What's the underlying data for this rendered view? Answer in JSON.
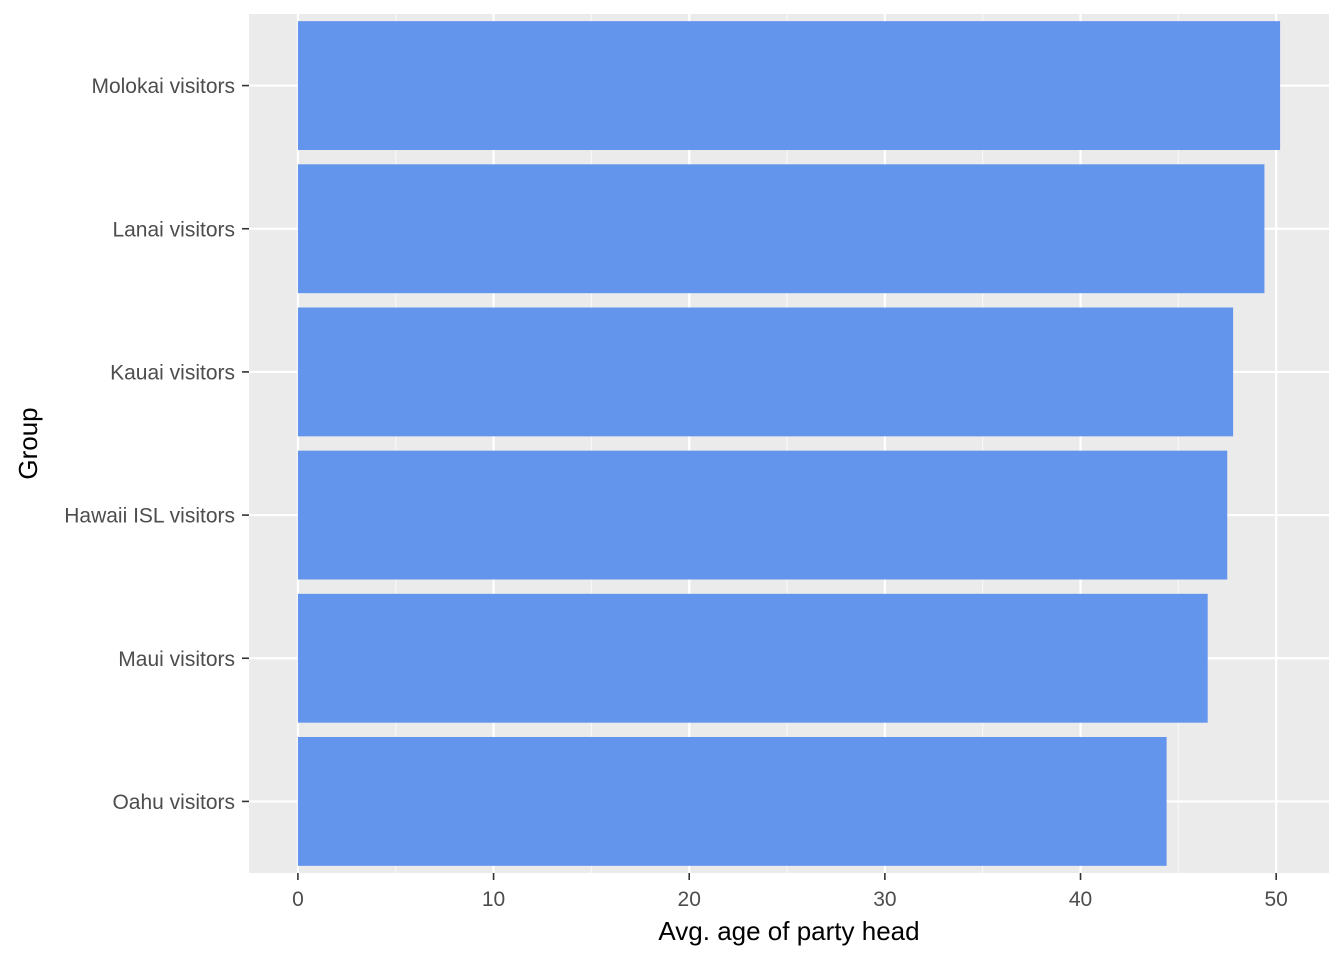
{
  "chart_data": {
    "type": "bar",
    "orientation": "horizontal",
    "categories": [
      "Molokai visitors",
      "Lanai visitors",
      "Kauai visitors",
      "Hawaii ISL visitors",
      "Maui visitors",
      "Oahu visitors"
    ],
    "values": [
      50.2,
      49.4,
      47.8,
      47.5,
      46.5,
      44.4
    ],
    "xlabel": "Avg. age of party head",
    "ylabel": "Group",
    "xlim": [
      -2.5,
      52.7
    ],
    "xticks": [
      0,
      10,
      20,
      30,
      40,
      50
    ],
    "grid": true,
    "legend": "none"
  },
  "colors": {
    "bar": "#6495ED",
    "panel": "#EBEBEB",
    "grid_major": "#FFFFFF",
    "grid_minor": "#F7F7F7",
    "tick": "#333333",
    "tick_text": "#4D4D4D"
  }
}
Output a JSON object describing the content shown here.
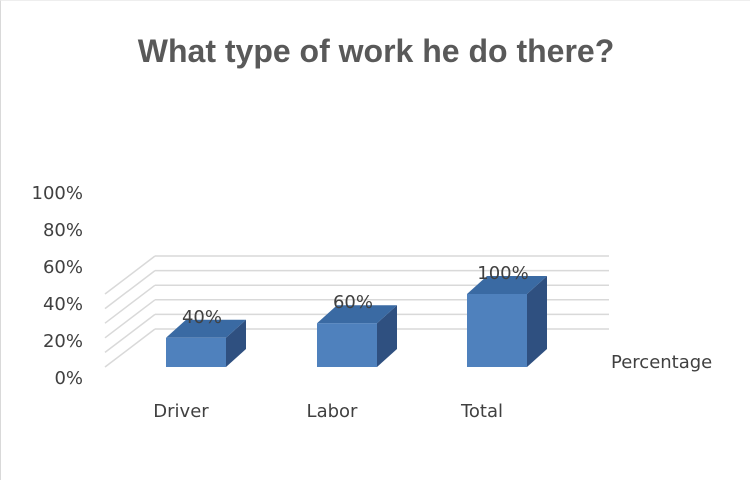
{
  "chart_data": {
    "type": "bar",
    "title": "What type of work he do there?",
    "categories": [
      "Driver",
      "Labor",
      "Total"
    ],
    "series": [
      {
        "name": "Percentage",
        "values": [
          40,
          60,
          100
        ]
      }
    ],
    "data_labels": [
      "40%",
      "60%",
      "100%"
    ],
    "y_ticks": [
      "0%",
      "20%",
      "40%",
      "60%",
      "80%",
      "100%"
    ],
    "ylim": [
      0,
      100
    ],
    "legend_position": "right",
    "grid": true,
    "style": "3d-column",
    "colors": {
      "bar_front": "#4f81bd",
      "bar_side": "#2f5080",
      "bar_top": "#3a6aa3"
    }
  }
}
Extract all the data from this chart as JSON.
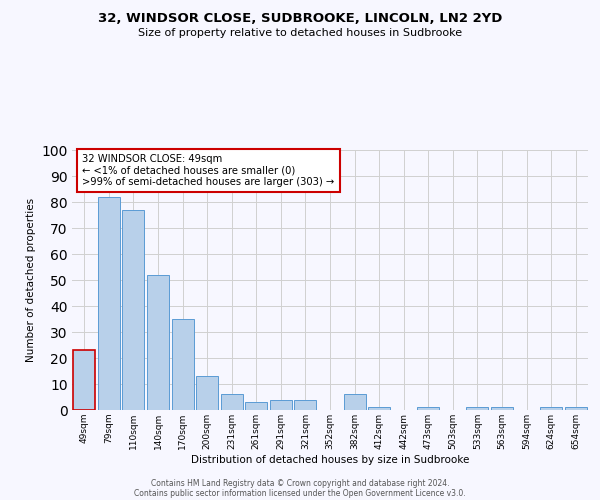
{
  "title": "32, WINDSOR CLOSE, SUDBROOKE, LINCOLN, LN2 2YD",
  "subtitle": "Size of property relative to detached houses in Sudbrooke",
  "xlabel": "Distribution of detached houses by size in Sudbrooke",
  "ylabel": "Number of detached properties",
  "bar_labels": [
    "49sqm",
    "79sqm",
    "110sqm",
    "140sqm",
    "170sqm",
    "200sqm",
    "231sqm",
    "261sqm",
    "291sqm",
    "321sqm",
    "352sqm",
    "382sqm",
    "412sqm",
    "442sqm",
    "473sqm",
    "503sqm",
    "533sqm",
    "563sqm",
    "594sqm",
    "624sqm",
    "654sqm"
  ],
  "bar_values": [
    23,
    82,
    77,
    52,
    35,
    13,
    6,
    3,
    4,
    4,
    0,
    6,
    1,
    0,
    1,
    0,
    1,
    1,
    0,
    1,
    1
  ],
  "bar_color": "#b8d0ea",
  "bar_edge_color": "#5b9bd5",
  "highlight_bar_index": 0,
  "highlight_bar_edge_color": "#cc0000",
  "annotation_box_text": "32 WINDSOR CLOSE: 49sqm\n← <1% of detached houses are smaller (0)\n>99% of semi-detached houses are larger (303) →",
  "ylim": [
    0,
    100
  ],
  "yticks": [
    0,
    10,
    20,
    30,
    40,
    50,
    60,
    70,
    80,
    90,
    100
  ],
  "background_color": "#f7f7ff",
  "grid_color": "#d0d0d0",
  "footer1": "Contains HM Land Registry data © Crown copyright and database right 2024.",
  "footer2": "Contains public sector information licensed under the Open Government Licence v3.0."
}
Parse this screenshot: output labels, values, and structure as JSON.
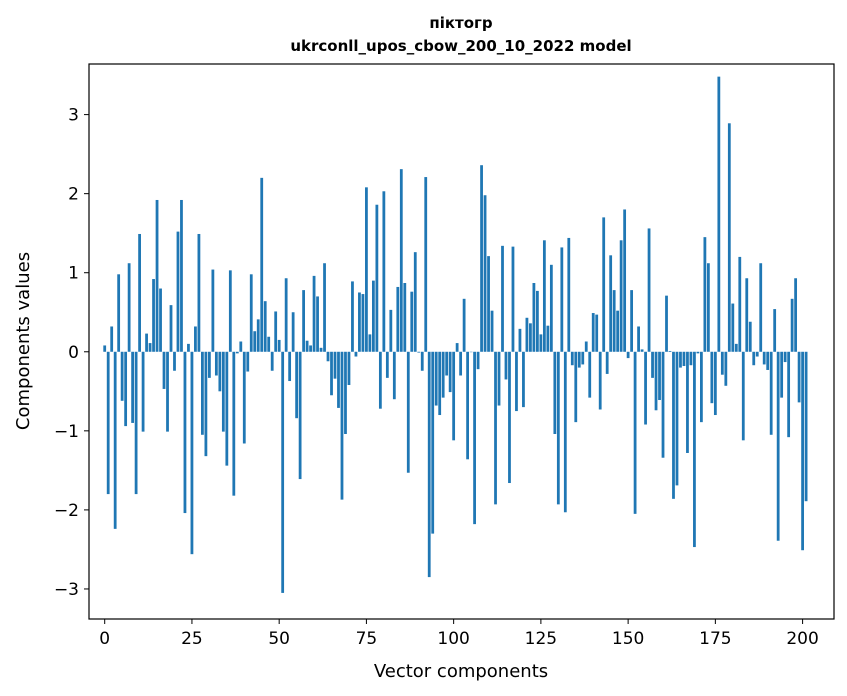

■ WHAT YOU SHOULD DO: Omit the images and transcribe all of the records above word for word.

■ EXERCISE ANSWER:
What's the underlying data for this rendered view? Answer in JSON.
{
  "chart_data": {
    "type": "bar",
    "orientation": "horizontal",
    "categories": [
      "Molokai visitors",
      "Lanai visitors",
      "Kauai visitors",
      "Hawaii ISL visitors",
      "Maui visitors",
      "Oahu visitors"
    ],
    "values": [
      50.2,
      49.4,
      47.8,
      47.5,
      46.5,
      44.4
    ],
    "xlabel": "Avg. age of party head",
    "ylabel": "Group",
    "xlim": [
      -2.5,
      52.7
    ],
    "xticks": [
      0,
      10,
      20,
      30,
      40,
      50
    ],
    "grid": true,
    "legend": "none"
  },
  "colors": {
    "bar": "#6495ED",
    "panel": "#EBEBEB",
    "grid_major": "#FFFFFF",
    "grid_minor": "#F7F7F7",
    "tick": "#333333",
    "tick_text": "#4D4D4D"
  }
}
Output a JSON object describing the content shown here.
{
  "chart_data": {
    "type": "bar",
    "title": "What type of work he do there?",
    "categories": [
      "Driver",
      "Labor",
      "Total"
    ],
    "series": [
      {
        "name": "Percentage",
        "values": [
          40,
          60,
          100
        ]
      }
    ],
    "data_labels": [
      "40%",
      "60%",
      "100%"
    ],
    "y_ticks": [
      "0%",
      "20%",
      "40%",
      "60%",
      "80%",
      "100%"
    ],
    "ylim": [
      0,
      100
    ],
    "legend_position": "right",
    "grid": true,
    "style": "3d-column",
    "colors": {
      "bar_front": "#4f81bd",
      "bar_side": "#2f5080",
      "bar_top": "#3a6aa3"
    }
  }
}
Extract all the data from this chart as JSON.
{
  "title": "32, WINDSOR CLOSE, SUDBROOKE, LINCOLN, LN2 2YD",
  "subtitle": "Size of property relative to detached houses in Sudbrooke",
  "xlabel": "Distribution of detached houses by size in Sudbrooke",
  "ylabel": "Number of detached properties",
  "bar_labels": [
    "49sqm",
    "79sqm",
    "110sqm",
    "140sqm",
    "170sqm",
    "200sqm",
    "231sqm",
    "261sqm",
    "291sqm",
    "321sqm",
    "352sqm",
    "382sqm",
    "412sqm",
    "442sqm",
    "473sqm",
    "503sqm",
    "533sqm",
    "563sqm",
    "594sqm",
    "624sqm",
    "654sqm"
  ],
  "bar_values": [
    23,
    82,
    77,
    52,
    35,
    13,
    6,
    3,
    4,
    4,
    0,
    6,
    1,
    0,
    1,
    0,
    1,
    1,
    0,
    1,
    1
  ],
  "bar_color": "#b8d0ea",
  "bar_edge_color": "#5b9bd5",
  "highlight_bar_index": 0,
  "highlight_bar_edge_color": "#cc0000",
  "annotation_box_text": "32 WINDSOR CLOSE: 49sqm\n← <1% of detached houses are smaller (0)\n>99% of semi-detached houses are larger (303) →",
  "ylim": [
    0,
    100
  ],
  "yticks": [
    0,
    10,
    20,
    30,
    40,
    50,
    60,
    70,
    80,
    90,
    100
  ],
  "background_color": "#f7f7ff",
  "grid_color": "#d0d0d0",
  "footer1": "Contains HM Land Registry data © Crown copyright and database right 2024.",
  "footer2": "Contains public sector information licensed under the Open Government Licence v3.0."
}
Parse this screenshot: output labels, values, and structure as JSON.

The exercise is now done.